_What to produce_
The listing below is to be output in its exact form.

--- Begin Source records ---

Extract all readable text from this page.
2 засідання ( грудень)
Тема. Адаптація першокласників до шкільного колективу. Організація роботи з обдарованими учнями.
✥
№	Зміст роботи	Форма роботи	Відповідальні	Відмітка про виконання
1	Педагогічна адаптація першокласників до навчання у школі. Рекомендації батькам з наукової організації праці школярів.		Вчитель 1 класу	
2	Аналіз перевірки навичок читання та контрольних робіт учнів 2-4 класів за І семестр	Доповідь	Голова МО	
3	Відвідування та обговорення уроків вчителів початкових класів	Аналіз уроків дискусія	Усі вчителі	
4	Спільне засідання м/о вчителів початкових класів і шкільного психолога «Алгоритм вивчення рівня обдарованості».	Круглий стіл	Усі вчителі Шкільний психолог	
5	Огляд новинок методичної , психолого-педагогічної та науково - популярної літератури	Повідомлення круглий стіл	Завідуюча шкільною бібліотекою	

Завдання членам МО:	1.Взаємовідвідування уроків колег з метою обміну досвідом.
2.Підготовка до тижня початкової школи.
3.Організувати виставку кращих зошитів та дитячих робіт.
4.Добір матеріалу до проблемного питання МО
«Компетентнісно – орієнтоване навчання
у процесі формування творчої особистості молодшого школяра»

--- End Source records ---

_Result_
Extract all readable text from this page.
2 засідання ( грудень)
Тема. Адаптація першокласників до шкільного колективу. Організація роботи з обдарованими учнями.
✥
№	Зміст роботи	Форма роботи	Відповідальні	Відмітка про виконання
1	Педагогічна адаптація першокласників до навчання у школі. Рекомендації батькам з наукової організації праці школярів.		Вчитель 1 класу	
2	Аналіз перевірки навичок читання та контрольних робіт учнів 2-4 класів за І семестр	Доповідь	Голова МО	
3	Відвідування та обговорення уроків вчителів початкових класів	Аналіз уроків дискусія	Усі вчителі	
4	Спільне засідання м/о вчителів початкових класів і шкільного психолога «Алгоритм вивчення рівня обдарованості».	Круглий стіл	Усі вчителі Шкільний психолог	
5	Огляд новинок методичної , психолого-педагогічної та науково - популярної літератури	Повідомлення круглий стіл	Завідуюча шкільною бібліотекою	

Завдання членам МО:	1.Взаємовідвідування уроків колег з метою обміну досвідом.
2.Підготовка до тижня початкової школи.
3.Організувати виставку кращих зошитів та дитячих робіт.
4.Добір матеріалу до проблемного питання МО
«Компетентнісно – орієнтоване навчання
у процесі формування творчої особистості молодшого школяра»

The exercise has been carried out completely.